§ Directions: In this exercise, reproduce all the entries that follow exactly.

>> START Extracted entries

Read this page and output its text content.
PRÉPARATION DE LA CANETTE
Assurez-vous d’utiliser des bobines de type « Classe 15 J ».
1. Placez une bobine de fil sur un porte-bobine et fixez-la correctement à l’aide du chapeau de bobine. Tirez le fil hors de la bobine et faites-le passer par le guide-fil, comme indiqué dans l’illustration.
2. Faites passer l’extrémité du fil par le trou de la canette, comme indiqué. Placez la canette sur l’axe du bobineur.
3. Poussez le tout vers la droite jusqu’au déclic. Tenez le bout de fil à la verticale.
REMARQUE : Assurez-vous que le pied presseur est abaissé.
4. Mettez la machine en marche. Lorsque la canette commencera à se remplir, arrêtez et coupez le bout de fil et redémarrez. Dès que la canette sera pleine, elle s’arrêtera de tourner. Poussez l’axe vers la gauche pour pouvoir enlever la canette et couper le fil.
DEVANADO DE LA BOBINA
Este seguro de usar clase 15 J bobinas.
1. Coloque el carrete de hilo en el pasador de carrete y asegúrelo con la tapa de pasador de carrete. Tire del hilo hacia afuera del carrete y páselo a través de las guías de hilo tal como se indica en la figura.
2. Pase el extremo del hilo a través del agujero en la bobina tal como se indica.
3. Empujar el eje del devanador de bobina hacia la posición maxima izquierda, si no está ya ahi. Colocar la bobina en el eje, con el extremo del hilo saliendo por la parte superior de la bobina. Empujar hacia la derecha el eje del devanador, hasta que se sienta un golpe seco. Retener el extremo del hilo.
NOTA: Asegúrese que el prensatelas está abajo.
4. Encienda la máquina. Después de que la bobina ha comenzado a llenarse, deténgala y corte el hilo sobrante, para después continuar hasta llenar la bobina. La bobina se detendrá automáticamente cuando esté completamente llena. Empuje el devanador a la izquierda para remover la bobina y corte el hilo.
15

>> END Extracted entries

§ Result:
Read this page and output its text content.
PRÉPARATION DE LA CANETTE
Assurez-vous d’utiliser des bobines de type « Classe 15 J ».
1. Placez une bobine de fil sur un porte-bobine et fixez-la correctement à l’aide du chapeau de bobine. Tirez le fil hors de la bobine et faites-le passer par le guide-fil, comme indiqué dans l’illustration.
2. Faites passer l’extrémité du fil par le trou de la canette, comme indiqué. Placez la canette sur l’axe du bobineur.
3. Poussez le tout vers la droite jusqu’au déclic. Tenez le bout de fil à la verticale.
REMARQUE : Assurez-vous que le pied presseur est abaissé.
4. Mettez la machine en marche. Lorsque la canette commencera à se remplir, arrêtez et coupez le bout de fil et redémarrez. Dès que la canette sera pleine, elle s’arrêtera de tourner. Poussez l’axe vers la gauche pour pouvoir enlever la canette et couper le fil.
DEVANADO DE LA BOBINA
Este seguro de usar clase 15 J bobinas.
1. Coloque el carrete de hilo en el pasador de carrete y asegúrelo con la tapa de pasador de carrete. Tire del hilo hacia afuera del carrete y páselo a través de las guías de hilo tal como se indica en la figura.
2. Pase el extremo del hilo a través del agujero en la bobina tal como se indica.
3. Empujar el eje del devanador de bobina hacia la posición maxima izquierda, si no está ya ahi. Colocar la bobina en el eje, con el extremo del hilo saliendo por la parte superior de la bobina. Empujar hacia la derecha el eje del devanador, hasta que se sienta un golpe seco. Retener el extremo del hilo.
NOTA: Asegúrese que el prensatelas está abajo.
4. Encienda la máquina. Después de que la bobina ha comenzado a llenarse, deténgala y corte el hilo sobrante, para después continuar hasta llenar la bobina. La bobina se detendrá automáticamente cuando esté completamente llena. Empuje el devanador a la izquierda para remover la bobina y corte el hilo.
15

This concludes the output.